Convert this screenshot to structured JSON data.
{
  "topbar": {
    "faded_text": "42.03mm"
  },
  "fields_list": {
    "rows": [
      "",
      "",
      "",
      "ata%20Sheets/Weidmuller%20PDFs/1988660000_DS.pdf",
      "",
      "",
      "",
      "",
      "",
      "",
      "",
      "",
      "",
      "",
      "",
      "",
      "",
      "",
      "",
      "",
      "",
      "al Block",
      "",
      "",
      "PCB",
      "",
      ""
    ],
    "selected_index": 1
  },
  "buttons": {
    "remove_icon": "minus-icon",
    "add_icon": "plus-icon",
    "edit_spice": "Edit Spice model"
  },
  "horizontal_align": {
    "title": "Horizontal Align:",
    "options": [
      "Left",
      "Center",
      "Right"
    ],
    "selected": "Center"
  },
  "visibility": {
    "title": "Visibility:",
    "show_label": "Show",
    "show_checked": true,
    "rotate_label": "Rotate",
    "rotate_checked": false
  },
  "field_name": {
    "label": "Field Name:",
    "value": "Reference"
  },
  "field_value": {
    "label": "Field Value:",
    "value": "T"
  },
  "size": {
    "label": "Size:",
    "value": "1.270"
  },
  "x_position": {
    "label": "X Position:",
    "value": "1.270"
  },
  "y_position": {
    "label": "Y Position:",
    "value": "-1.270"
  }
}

* * * * *

» Problem to work on:
The records above should be restated word for word, please.

» Result for this task:
Convert this screenshot to structured JSON data.
{
  "topbar": {
    "faded_text": "42.03mm"
  },
  "fields_list": {
    "rows": [
      "",
      "",
      "",
      "ata%20Sheets/Weidmuller%20PDFs/1988660000_DS.pdf",
      "",
      "",
      "",
      "",
      "",
      "",
      "",
      "",
      "",
      "",
      "",
      "",
      "",
      "",
      "",
      "",
      "",
      "al Block",
      "",
      "",
      "PCB",
      "",
      ""
    ],
    "selected_index": 1
  },
  "buttons": {
    "remove_icon": "minus-icon",
    "add_icon": "plus-icon",
    "edit_spice": "Edit Spice model"
  },
  "horizontal_align": {
    "title": "Horizontal Align:",
    "options": [
      "Left",
      "Center",
      "Right"
    ],
    "selected": "Center"
  },
  "visibility": {
    "title": "Visibility:",
    "show_label": "Show",
    "show_checked": true,
    "rotate_label": "Rotate",
    "rotate_checked": false
  },
  "field_name": {
    "label": "Field Name:",
    "value": "Reference"
  },
  "field_value": {
    "label": "Field Value:",
    "value": "T"
  },
  "size": {
    "label": "Size:",
    "value": "1.270"
  },
  "x_position": {
    "label": "X Position:",
    "value": "1.270"
  },
  "y_position": {
    "label": "Y Position:",
    "value": "-1.270"
  }
}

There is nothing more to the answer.